▶ [Data records]:
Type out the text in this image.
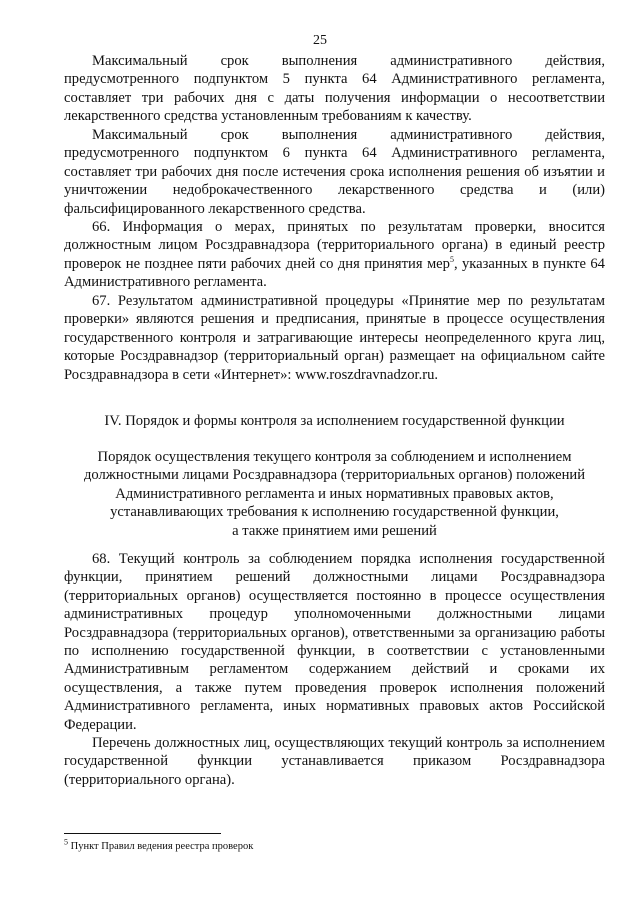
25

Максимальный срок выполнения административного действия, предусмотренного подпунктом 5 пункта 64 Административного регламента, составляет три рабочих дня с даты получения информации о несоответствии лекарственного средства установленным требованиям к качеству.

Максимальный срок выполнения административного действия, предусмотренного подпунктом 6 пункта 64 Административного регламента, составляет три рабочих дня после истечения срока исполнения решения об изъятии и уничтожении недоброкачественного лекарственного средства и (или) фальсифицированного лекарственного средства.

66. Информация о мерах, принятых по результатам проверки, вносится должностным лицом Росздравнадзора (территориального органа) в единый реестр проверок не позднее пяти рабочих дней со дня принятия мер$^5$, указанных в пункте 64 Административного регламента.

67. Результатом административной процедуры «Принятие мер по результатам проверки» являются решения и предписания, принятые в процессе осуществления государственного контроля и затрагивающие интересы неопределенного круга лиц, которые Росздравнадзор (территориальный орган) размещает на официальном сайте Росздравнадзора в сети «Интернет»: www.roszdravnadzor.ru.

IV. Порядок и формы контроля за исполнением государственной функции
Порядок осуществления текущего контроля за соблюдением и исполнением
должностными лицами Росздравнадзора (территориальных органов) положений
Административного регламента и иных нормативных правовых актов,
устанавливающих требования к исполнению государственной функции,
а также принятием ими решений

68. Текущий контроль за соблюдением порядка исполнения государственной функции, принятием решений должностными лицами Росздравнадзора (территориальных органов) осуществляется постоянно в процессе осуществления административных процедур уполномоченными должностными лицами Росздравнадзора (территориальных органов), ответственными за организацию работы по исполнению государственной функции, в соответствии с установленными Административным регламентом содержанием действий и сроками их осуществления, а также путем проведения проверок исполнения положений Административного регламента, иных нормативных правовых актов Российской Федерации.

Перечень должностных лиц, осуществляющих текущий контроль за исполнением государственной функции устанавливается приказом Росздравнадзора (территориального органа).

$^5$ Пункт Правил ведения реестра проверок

▶ [Task to complete]:
Reproduce the entries above without change, omitting all pictures.

▶ [Output of the task]:
Type out the text in this image.
25

Максимальный срок выполнения административного действия, предусмотренного подпунктом 5 пункта 64 Административного регламента, составляет три рабочих дня с даты получения информации о несоответствии лекарственного средства установленным требованиям к качеству.

Максимальный срок выполнения административного действия, предусмотренного подпунктом 6 пункта 64 Административного регламента, составляет три рабочих дня после истечения срока исполнения решения об изъятии и уничтожении недоброкачественного лекарственного средства и (или) фальсифицированного лекарственного средства.

66. Информация о мерах, принятых по результатам проверки, вносится должностным лицом Росздравнадзора (территориального органа) в единый реестр проверок не позднее пяти рабочих дней со дня принятия мер$^5$, указанных в пункте 64 Административного регламента.

67. Результатом административной процедуры «Принятие мер по результатам проверки» являются решения и предписания, принятые в процессе осуществления государственного контроля и затрагивающие интересы неопределенного круга лиц, которые Росздравнадзор (территориальный орган) размещает на официальном сайте Росздравнадзора в сети «Интернет»: www.roszdravnadzor.ru.

IV. Порядок и формы контроля за исполнением государственной функции
Порядок осуществления текущего контроля за соблюдением и исполнением
должностными лицами Росздравнадзора (территориальных органов) положений
Административного регламента и иных нормативных правовых актов,
устанавливающих требования к исполнению государственной функции,
а также принятием ими решений

68. Текущий контроль за соблюдением порядка исполнения государственной функции, принятием решений должностными лицами Росздравнадзора (территориальных органов) осуществляется постоянно в процессе осуществления административных процедур уполномоченными должностными лицами Росздравнадзора (территориальных органов), ответственными за организацию работы по исполнению государственной функции, в соответствии с установленными Административным регламентом содержанием действий и сроками их осуществления, а также путем проведения проверок исполнения положений Административного регламента, иных нормативных правовых актов Российской Федерации.

Перечень должностных лиц, осуществляющих текущий контроль за исполнением государственной функции устанавливается приказом Росздравнадзора (территориального органа).

$^5$ Пункт Правил ведения реестра проверок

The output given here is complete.